A block of data
= = =
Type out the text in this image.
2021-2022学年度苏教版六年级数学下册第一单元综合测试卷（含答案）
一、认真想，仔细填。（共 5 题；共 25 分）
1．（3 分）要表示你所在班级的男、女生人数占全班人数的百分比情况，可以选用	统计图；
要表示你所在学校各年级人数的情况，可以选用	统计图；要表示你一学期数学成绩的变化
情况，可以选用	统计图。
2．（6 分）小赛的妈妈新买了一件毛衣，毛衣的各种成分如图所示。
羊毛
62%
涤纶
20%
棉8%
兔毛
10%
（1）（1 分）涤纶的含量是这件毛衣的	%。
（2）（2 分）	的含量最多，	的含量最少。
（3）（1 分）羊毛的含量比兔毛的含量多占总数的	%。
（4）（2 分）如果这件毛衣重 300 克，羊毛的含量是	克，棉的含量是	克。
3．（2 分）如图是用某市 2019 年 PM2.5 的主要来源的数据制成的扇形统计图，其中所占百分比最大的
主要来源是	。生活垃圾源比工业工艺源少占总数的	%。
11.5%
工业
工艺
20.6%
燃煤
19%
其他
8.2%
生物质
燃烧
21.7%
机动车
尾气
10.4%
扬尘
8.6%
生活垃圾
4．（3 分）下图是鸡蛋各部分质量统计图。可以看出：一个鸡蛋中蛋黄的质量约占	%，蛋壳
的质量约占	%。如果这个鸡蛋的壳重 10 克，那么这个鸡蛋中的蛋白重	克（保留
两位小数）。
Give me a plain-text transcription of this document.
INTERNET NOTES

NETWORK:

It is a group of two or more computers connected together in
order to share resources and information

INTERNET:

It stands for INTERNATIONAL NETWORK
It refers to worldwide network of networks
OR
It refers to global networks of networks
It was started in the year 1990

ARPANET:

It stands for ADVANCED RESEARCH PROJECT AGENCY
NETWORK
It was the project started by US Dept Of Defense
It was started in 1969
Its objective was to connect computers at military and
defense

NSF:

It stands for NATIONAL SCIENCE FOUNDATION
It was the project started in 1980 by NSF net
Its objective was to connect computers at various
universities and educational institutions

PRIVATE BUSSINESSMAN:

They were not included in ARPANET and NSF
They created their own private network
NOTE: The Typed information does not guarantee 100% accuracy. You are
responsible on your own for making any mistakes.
= = =
Task goal: Scan the material above. Copy each line that holds the word "text".

Result:
Type out the text in this image.
Give me a plain-text transcription of this document.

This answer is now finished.